▶ REQUIRED TASK: Pick up the article on the Rhode Island Ethics Commission below and continue it after its last sentence.

▶ SUPPLIED TEXT:
+===+
Rhode Island News: Rhode Island Ethics Commission discusses having less transparency

January 8, 2020, 12:02 am

By Steve Ahlquist

I just can’t say strongly enough how much of a reversal it would be viewed as for us to suddenly take a complaint process, which, when the ethics commission began in 1986, was a secret process,” said Rhode Island Ethics Commission Executive Director/Chief Prosecutor Jason Gramitt. “There were court cases over this. We went to federal court over this. There were hearings and workshops. In the early nineties, the commission reversed course, opened up the complaint process, and it’s been open since then. To bring it back to the late eighties situation of transparency – honestly, I think it would be impossible to do and…


The Rhode Island Ethics Commission elected a new Chair on Tuesday morning following the resignation of long time Chair Ross Cheit. After a short discussion, the board members present unanimously elected Marisa Quinn as Chair, Arianne Corrente as Vice Chair and Kyle Palumbo as Secretary.

More interesting than the election was a discussion held towards the very end of the meeting under the agenda item “New Business.” The discussion was initiated by commission member Dr Robert Salk, who made the surprise suggestion that the Ethics Commission be less transparent and not announce the complaints the commission is acting on until after the commission has completed an investigation.

Also, keep in mind this tweet from John Marion of Common Cause Rhode Island:

Here’s the discussion:

Commission Member Robert Salk: Since we’re bringing things up to discuss later, I talked to you about this not too long ago. When we do our initial determination to allow the fellows here to research the topic of a complaint, we [shouldn’t] go public and say that Rob Salk has a complaint in, we’re going to investigate. That becomes public information before we even know anything about the realities of the complaint. My suggestion is that when we decide to go ahead and investigate a complaint, that we don’t publicly state who we’re investigating, because we don’t know the data yet. It can actually hurt individuals who, after we do the investigation, we say no, there’s nothing here. I think after the investigation we should go public, but not prior, because I could make a complaint against anybody and within the four corners of my complaint you say well, let’s go ahead and investigate, because it sounds like it could be true.
+===+
▶ RAW RECORDS:

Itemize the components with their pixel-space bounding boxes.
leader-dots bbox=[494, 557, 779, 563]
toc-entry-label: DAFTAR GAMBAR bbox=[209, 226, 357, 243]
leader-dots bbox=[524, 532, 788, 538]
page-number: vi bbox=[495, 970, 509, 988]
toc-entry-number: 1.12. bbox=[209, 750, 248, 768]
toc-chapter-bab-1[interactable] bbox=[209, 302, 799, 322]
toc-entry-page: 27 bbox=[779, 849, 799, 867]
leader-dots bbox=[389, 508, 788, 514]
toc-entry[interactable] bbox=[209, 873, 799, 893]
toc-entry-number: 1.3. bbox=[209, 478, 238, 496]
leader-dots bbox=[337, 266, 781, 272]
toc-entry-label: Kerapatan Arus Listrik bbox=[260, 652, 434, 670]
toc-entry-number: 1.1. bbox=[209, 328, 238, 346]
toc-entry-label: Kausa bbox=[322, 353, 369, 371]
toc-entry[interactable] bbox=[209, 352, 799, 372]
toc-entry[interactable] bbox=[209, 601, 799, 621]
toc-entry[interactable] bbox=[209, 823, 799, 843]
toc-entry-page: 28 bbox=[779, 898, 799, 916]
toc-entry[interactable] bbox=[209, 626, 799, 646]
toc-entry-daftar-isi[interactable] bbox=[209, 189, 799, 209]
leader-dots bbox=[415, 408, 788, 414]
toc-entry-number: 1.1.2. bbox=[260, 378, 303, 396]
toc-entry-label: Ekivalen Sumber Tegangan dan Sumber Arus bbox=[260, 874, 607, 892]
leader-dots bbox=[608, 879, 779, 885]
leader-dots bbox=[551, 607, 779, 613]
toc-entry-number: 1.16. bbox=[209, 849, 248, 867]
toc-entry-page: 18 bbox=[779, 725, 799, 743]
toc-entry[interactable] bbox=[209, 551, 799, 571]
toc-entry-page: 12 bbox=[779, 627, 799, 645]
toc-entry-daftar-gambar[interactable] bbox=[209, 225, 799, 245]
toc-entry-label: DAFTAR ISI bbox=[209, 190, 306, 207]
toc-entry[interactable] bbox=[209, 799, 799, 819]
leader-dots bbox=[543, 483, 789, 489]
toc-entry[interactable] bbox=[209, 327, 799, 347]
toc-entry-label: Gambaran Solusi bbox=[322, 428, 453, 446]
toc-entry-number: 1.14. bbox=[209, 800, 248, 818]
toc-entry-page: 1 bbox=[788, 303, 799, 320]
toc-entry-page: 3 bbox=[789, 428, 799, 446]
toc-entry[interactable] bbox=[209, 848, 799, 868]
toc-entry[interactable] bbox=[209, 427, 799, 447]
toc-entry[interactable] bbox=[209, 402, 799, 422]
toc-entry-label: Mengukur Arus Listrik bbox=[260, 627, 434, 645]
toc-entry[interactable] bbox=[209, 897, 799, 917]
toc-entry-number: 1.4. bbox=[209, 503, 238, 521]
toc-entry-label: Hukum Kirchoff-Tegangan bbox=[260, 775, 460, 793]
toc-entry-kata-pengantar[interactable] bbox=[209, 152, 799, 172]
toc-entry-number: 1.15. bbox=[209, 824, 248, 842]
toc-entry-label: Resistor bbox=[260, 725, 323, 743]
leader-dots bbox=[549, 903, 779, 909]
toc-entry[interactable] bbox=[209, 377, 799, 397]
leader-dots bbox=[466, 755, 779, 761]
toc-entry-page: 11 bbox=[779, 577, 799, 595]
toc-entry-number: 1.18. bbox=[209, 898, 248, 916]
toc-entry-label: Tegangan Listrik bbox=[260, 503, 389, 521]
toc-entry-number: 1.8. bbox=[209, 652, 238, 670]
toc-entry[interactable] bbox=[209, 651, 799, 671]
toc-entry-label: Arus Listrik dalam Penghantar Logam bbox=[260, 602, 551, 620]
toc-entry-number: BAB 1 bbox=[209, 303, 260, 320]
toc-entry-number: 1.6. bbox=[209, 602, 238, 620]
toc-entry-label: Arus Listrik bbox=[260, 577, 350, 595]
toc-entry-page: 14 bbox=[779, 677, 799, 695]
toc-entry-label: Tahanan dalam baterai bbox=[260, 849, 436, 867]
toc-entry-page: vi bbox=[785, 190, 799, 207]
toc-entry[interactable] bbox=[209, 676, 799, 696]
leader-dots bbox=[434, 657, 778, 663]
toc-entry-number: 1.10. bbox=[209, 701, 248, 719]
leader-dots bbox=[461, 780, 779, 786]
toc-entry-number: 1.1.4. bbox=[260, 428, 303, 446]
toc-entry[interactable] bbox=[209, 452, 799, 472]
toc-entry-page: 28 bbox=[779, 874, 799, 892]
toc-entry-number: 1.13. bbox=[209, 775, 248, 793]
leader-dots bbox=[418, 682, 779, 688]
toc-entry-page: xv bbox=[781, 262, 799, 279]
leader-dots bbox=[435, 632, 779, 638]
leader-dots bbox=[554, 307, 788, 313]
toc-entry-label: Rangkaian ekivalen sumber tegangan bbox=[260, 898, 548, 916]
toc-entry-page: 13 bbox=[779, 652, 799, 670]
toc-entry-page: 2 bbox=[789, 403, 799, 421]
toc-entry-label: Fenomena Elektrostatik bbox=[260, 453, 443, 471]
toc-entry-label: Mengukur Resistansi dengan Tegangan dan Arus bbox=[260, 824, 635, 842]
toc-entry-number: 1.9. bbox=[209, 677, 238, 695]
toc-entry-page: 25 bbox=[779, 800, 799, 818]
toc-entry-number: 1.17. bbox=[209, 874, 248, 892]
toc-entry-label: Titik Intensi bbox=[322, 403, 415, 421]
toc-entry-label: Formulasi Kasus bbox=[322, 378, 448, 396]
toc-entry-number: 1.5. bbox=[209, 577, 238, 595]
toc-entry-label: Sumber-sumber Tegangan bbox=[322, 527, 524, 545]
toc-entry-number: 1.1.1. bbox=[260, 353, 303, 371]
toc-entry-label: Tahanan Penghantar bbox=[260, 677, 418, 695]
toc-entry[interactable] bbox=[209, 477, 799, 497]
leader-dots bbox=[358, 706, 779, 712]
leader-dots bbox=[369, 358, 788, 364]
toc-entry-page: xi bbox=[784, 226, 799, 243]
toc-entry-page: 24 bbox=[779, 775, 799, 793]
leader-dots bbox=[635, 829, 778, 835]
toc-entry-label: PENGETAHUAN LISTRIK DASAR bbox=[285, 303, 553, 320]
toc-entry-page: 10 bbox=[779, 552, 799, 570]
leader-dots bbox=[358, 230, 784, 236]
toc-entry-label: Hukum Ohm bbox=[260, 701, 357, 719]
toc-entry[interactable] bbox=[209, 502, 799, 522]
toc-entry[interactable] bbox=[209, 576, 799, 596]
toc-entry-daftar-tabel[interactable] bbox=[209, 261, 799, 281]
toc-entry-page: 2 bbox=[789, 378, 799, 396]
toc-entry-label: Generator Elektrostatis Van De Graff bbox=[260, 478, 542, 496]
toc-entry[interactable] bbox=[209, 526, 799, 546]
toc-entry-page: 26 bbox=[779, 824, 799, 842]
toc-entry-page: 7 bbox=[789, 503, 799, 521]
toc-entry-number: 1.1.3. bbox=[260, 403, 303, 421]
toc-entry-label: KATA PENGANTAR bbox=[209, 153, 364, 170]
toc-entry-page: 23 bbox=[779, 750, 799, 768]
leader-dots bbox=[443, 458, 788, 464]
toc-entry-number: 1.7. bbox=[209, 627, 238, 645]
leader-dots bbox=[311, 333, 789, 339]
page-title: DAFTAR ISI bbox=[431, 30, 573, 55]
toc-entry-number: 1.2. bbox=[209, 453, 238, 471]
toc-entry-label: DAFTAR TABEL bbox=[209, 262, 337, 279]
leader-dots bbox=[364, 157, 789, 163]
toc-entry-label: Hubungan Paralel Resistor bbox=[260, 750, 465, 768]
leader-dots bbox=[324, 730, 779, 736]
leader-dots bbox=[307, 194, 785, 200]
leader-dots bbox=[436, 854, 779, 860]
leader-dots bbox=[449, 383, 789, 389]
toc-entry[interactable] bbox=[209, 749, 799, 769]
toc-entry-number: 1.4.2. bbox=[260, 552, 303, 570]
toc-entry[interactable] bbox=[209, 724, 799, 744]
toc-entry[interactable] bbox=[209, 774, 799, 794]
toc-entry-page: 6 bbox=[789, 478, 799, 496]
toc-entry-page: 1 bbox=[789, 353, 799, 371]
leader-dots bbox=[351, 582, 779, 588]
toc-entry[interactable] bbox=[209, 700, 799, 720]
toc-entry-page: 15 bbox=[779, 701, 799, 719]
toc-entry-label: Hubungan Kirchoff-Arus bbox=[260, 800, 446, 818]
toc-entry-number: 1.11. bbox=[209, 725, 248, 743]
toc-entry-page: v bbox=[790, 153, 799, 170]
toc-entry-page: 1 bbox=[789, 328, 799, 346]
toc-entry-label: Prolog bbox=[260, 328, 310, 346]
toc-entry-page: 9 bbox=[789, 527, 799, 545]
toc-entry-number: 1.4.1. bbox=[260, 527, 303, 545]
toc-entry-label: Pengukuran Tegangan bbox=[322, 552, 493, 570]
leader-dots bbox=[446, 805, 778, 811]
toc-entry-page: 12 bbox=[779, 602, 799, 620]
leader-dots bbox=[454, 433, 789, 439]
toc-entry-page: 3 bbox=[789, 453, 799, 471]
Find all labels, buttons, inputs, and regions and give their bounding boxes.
+===+
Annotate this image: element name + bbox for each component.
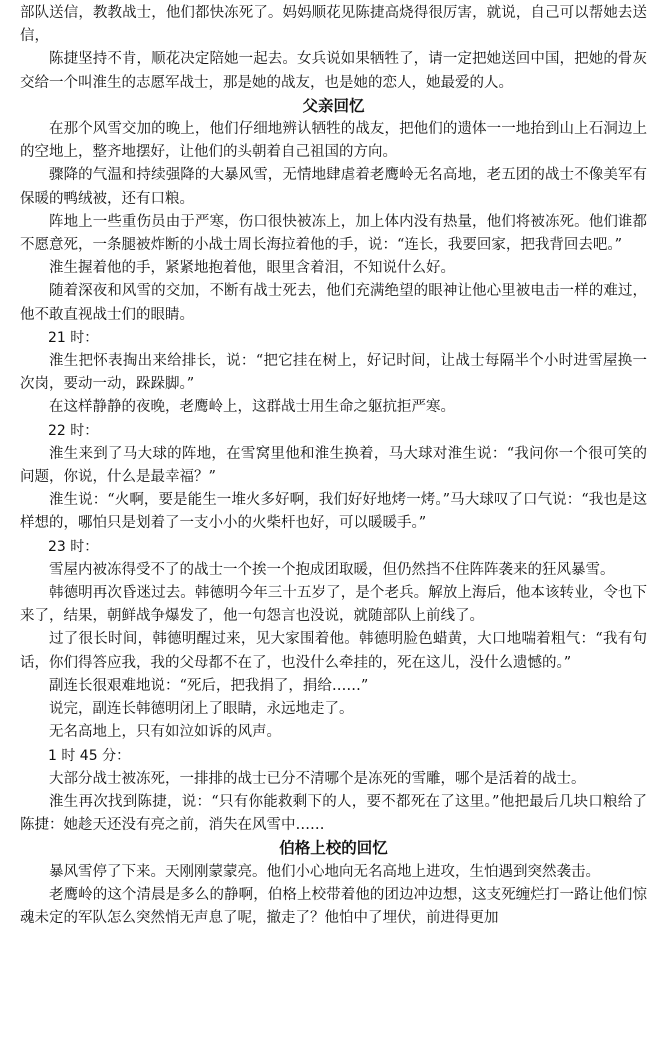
+===+
▶ OUTPUT FOR THIS TASK:
Chair Marisa Quinn: The bar is very low [for making complaints].

Salk: The bar is very low and we’re not making a decision about the person’s complaint. We want to make a decision that, if the complaint is true, that we should investigate it…

Commission Member Kyle Palumbo: That’s the way grand juries are done, right?

Salk: But it should be private.

Palumbo: Right? Grand juries are in secret, right?

Legal Counsel Herbert DeSimone Jr: Yes.

Dr Robert Salk, right. Commission Member Douglas Bennett, left, was present for the majority of the meeting, but left before the discussion covered here.

Salk: So I think that it shouldn’t be public knowledge that we’re investigating somebody, until we have the investigation complete.

Commission Member Timothy Murphy: Can we do that?

Commission Executive Director/Chief Prosecutor Jason Gramitt: Well, since this is something that you have mentioned to me once before, I’ll just repeat what I said, which was: To even enter into the discussion of doing so, the commission needs to be fully prepared for the fact that this will be extremely unpopular because it will be viewed as a reversal of transparency. Right now we have by farr the most transparent complaint process, almost, in the entire country…

Salk: They’re using our process as a political tool sometimes. In other words, if I, as a member of society, decide I’m going to file a complaint against anybody and it gets passed to us to the point where we’re going to do an investigation, then that person’s name is being blasted in the papers that [they] have an ethics complaint, and the ethics commission is now acting on it.

Gramitt: But we can’t stop it and there’s no way to stop it. This is one of the important things to understand – if someone walks through our door right now with a complaint and files it – there’s case law on point – We can’t stop that person from going to the press and saying, “Here’s a copy of the complaint that I just filed today against this person.”

Salk: But we’re not rubber stamping it.

Quinn: Do you think that there’s an understanding of what the different points in the process are, and [what they] mean? Maybe it’s retro for me to think that we could have some kind of a training session saying, “This is what initial determination means…”

Murphy: The public doesn’t know, that’s the problem…

Palumbo: The media has an agenda.

Salk: And the Providence Journal doesn’t care about who’s being complained against. I think we should consider rolling back…

Quinn: I understand your…

Murphy: This has come up before, when we discussed the non-disclosures, the none filing complaints. How to make them administrative rather than be presented as ethics complaints. I can’t remember if we were taking that on as part of the reform initiative.

Gramitt: [But] that wasn’t a transparency issue, so there was no sense of saying…

Murphy: The issue was that it’s getting in the paper as, “an ethics complaint was filed against so and so,” but it’s actually that they just forgot to file the form.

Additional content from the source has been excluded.